Aim of the task:
Sort through the entries below and pull out lines containing the word "numbers".

(Collected data entries)
▬▬▬▬▬▬
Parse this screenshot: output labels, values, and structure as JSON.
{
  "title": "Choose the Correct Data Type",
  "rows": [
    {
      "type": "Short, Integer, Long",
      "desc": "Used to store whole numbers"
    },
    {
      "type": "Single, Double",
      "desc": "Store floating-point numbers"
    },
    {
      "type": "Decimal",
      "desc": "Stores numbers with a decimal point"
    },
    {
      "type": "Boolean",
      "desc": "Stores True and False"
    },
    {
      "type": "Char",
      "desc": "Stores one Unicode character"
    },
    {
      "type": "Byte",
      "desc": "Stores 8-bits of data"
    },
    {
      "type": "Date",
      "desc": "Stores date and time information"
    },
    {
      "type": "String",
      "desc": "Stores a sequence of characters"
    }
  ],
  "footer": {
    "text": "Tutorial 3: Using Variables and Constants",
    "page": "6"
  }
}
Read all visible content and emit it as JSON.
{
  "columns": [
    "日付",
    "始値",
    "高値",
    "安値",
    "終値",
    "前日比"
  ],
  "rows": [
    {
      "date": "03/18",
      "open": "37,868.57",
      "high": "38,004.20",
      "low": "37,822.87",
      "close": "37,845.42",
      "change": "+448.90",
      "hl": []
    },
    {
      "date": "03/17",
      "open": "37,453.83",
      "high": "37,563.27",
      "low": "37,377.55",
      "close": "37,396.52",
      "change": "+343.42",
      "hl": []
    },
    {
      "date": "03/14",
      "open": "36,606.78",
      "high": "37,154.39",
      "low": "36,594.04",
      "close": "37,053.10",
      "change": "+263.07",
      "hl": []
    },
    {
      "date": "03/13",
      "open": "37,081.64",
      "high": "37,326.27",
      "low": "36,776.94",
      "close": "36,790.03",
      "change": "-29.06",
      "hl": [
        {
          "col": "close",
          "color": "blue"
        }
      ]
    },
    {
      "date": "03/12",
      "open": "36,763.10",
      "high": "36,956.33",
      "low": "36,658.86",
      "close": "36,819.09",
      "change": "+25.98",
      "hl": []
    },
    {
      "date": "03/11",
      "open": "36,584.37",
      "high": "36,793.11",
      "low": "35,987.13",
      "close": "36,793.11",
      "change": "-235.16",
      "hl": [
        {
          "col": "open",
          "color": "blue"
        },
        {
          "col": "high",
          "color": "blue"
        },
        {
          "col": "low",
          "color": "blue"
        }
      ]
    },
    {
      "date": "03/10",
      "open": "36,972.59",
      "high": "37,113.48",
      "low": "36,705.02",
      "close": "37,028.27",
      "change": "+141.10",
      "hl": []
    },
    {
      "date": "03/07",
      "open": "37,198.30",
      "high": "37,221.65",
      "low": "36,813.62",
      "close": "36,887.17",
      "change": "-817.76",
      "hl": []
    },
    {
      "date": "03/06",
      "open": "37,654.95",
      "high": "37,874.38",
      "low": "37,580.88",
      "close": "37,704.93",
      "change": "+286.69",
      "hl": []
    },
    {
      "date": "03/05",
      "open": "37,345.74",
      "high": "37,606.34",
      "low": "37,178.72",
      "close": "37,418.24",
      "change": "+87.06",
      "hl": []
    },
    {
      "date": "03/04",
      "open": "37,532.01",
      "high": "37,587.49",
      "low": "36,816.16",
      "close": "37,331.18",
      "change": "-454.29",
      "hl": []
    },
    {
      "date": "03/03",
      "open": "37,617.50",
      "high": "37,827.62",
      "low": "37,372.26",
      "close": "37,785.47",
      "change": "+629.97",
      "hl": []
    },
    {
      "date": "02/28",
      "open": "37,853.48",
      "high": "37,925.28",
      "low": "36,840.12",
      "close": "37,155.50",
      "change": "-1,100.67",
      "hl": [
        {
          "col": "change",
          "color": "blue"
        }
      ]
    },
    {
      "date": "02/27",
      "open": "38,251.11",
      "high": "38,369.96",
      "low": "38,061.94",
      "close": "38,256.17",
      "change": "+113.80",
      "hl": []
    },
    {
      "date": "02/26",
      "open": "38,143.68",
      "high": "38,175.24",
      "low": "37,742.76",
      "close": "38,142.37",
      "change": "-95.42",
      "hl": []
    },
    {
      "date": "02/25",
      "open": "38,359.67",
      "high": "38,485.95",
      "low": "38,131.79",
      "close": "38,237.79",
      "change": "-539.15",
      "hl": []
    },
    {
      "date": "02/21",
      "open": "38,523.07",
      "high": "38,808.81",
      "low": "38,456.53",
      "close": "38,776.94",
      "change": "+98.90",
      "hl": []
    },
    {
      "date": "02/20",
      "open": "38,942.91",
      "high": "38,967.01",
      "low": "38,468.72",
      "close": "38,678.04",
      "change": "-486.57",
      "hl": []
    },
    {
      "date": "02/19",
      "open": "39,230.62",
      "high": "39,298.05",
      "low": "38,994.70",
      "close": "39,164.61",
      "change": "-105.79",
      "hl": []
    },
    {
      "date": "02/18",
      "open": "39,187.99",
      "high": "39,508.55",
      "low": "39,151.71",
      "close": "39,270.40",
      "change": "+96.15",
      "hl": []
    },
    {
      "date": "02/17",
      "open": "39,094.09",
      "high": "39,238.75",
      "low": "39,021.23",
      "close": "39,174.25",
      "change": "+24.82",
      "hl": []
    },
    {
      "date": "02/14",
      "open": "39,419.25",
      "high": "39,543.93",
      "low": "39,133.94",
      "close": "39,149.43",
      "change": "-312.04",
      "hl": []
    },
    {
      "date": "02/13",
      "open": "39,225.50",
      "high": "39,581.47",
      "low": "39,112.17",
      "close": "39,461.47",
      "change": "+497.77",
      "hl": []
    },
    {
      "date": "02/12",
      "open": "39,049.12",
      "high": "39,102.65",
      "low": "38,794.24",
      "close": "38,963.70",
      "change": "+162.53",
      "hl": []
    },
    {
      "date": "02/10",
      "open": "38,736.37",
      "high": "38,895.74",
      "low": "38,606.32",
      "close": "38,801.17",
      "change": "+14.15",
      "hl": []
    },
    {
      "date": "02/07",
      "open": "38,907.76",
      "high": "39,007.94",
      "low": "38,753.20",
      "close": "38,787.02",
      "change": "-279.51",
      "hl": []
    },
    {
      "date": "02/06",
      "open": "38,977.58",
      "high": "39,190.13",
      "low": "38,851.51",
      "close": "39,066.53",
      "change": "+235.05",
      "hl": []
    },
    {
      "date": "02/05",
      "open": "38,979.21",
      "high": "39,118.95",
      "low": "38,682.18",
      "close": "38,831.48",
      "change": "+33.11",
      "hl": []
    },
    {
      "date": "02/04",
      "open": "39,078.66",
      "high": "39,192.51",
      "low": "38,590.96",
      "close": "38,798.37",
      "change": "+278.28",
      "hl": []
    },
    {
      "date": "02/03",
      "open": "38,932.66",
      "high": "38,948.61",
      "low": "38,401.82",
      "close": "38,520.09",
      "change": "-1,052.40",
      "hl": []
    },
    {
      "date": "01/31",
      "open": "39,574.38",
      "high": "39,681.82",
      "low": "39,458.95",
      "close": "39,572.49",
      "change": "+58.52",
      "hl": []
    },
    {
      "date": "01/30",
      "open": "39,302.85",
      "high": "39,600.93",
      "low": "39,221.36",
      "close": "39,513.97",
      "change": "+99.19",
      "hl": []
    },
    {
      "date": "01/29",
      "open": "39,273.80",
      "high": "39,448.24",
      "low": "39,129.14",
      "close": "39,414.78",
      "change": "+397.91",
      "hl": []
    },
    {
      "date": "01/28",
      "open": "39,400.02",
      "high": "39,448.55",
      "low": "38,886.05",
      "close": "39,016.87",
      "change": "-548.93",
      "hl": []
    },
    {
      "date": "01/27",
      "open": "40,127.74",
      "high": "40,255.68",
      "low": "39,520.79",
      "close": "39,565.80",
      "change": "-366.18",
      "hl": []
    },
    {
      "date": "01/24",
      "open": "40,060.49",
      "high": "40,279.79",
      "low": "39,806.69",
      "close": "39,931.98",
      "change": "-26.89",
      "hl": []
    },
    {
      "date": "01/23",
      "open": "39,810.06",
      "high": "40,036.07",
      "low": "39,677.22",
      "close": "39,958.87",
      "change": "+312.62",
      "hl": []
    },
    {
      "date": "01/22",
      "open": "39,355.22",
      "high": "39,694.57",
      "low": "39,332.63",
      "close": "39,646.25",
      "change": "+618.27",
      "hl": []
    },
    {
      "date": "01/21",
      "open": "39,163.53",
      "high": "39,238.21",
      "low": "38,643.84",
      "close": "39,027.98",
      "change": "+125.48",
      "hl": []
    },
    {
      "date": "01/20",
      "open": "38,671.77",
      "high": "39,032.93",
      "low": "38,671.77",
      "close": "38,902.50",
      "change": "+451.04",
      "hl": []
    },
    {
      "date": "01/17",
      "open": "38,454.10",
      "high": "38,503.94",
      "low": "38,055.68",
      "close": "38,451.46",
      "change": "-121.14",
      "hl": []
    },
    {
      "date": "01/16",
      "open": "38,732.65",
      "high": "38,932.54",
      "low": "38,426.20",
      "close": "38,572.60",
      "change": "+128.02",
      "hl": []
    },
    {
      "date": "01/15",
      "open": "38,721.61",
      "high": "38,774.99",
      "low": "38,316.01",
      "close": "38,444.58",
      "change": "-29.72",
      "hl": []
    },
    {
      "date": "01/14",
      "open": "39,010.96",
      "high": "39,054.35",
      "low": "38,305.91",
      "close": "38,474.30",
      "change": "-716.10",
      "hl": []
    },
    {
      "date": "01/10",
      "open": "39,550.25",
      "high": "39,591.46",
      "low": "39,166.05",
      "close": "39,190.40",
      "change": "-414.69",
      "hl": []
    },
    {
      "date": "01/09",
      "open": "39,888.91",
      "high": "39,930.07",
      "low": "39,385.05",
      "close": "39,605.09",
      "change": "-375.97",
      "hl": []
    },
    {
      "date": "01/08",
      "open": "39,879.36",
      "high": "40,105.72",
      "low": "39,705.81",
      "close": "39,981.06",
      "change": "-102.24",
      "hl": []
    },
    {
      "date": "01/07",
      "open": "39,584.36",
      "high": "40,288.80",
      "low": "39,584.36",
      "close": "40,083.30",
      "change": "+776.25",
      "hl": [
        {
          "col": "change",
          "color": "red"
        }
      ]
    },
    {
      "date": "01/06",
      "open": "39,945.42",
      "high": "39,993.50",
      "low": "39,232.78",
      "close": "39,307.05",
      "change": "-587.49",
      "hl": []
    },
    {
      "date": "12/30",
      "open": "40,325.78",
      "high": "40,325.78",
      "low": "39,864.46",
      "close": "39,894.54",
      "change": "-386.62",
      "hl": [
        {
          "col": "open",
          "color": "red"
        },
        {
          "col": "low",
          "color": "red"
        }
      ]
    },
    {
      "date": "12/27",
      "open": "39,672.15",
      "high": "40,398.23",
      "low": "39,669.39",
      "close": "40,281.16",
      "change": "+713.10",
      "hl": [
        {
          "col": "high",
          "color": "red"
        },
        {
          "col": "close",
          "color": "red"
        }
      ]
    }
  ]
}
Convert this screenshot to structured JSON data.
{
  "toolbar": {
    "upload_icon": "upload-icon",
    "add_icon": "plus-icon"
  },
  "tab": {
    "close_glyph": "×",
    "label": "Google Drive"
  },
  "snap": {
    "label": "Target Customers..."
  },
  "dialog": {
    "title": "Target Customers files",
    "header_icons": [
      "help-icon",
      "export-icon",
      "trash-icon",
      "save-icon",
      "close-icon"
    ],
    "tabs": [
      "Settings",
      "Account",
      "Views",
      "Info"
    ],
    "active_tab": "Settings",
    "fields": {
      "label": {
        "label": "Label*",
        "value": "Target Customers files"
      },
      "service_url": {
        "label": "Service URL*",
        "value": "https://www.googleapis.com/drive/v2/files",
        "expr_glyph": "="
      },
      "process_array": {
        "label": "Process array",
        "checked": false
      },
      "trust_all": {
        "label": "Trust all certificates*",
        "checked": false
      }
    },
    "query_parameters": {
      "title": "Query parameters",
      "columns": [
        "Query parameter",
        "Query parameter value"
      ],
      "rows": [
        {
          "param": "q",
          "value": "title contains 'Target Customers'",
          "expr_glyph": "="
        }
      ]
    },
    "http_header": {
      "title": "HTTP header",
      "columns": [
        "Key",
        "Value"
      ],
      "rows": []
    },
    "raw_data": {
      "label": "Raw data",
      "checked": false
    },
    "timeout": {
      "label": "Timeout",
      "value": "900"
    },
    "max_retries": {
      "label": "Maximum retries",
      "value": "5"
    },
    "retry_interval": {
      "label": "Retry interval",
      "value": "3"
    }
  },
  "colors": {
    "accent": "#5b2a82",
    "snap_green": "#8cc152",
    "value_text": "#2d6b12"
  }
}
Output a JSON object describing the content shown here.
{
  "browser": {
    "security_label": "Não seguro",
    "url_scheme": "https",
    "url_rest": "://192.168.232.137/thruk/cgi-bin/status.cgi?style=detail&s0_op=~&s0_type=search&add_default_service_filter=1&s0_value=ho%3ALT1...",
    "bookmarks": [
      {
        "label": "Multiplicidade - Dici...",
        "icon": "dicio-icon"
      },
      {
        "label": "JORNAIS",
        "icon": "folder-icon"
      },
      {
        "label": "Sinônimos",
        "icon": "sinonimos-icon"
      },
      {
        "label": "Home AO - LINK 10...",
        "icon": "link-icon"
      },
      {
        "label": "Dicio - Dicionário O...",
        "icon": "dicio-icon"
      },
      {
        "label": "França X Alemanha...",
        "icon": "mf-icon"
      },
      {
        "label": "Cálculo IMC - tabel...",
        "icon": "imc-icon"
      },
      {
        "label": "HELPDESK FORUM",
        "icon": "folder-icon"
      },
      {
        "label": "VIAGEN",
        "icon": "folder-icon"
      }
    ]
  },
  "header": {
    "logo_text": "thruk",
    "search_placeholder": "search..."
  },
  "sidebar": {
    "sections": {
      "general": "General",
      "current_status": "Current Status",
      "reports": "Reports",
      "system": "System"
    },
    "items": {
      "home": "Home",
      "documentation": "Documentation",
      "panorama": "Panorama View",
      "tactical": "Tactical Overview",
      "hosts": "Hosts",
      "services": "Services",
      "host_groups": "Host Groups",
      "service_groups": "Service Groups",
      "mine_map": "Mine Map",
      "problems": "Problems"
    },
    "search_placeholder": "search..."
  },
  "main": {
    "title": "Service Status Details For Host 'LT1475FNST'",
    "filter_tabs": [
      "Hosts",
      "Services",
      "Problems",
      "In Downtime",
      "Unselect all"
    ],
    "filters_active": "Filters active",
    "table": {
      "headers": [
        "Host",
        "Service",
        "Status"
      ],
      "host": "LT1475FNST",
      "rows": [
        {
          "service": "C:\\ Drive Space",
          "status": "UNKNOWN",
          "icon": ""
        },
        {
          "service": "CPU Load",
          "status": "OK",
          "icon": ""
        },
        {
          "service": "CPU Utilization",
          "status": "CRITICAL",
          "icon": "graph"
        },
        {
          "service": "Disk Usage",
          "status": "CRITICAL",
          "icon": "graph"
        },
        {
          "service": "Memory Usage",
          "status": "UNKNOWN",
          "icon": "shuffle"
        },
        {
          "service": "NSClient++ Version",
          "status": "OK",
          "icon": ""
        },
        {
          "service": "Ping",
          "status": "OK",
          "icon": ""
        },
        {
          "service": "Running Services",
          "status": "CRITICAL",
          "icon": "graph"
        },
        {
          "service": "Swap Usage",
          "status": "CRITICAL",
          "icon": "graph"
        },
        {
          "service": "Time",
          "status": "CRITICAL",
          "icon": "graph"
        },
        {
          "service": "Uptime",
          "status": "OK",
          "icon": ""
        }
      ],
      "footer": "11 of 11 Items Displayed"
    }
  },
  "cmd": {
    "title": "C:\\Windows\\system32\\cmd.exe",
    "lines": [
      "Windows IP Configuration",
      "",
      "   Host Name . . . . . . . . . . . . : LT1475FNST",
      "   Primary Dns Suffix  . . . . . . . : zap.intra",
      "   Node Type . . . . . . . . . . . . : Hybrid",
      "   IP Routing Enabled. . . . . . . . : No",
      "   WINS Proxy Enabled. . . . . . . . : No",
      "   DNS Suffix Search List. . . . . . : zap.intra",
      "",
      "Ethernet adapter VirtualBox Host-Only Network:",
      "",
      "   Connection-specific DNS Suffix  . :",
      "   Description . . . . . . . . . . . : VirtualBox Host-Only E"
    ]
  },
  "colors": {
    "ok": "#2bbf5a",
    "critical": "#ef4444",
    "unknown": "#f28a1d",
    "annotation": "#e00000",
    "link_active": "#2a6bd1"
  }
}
▬▬▬▬▬▬
Output of the task:
      "desc": "Used to store whole numbers"
      "desc": "Store floating-point numbers"
      "desc": "Stores numbers with a decimal point"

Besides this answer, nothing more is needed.